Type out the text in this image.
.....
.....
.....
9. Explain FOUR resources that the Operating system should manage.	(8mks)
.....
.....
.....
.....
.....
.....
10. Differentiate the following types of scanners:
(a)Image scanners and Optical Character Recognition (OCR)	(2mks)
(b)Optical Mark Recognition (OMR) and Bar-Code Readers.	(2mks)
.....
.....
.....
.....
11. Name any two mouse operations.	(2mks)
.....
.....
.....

-=-=-=-=-

_TASK PROMPT_: Collect each line above holding the string "Optical".

_CORRECT RESULT_:
(a)Image scanners and Optical Character Recognition (OCR)	(2mks)
(b)Optical Mark Recognition (OMR) and Bar-Code Readers.	(2mks)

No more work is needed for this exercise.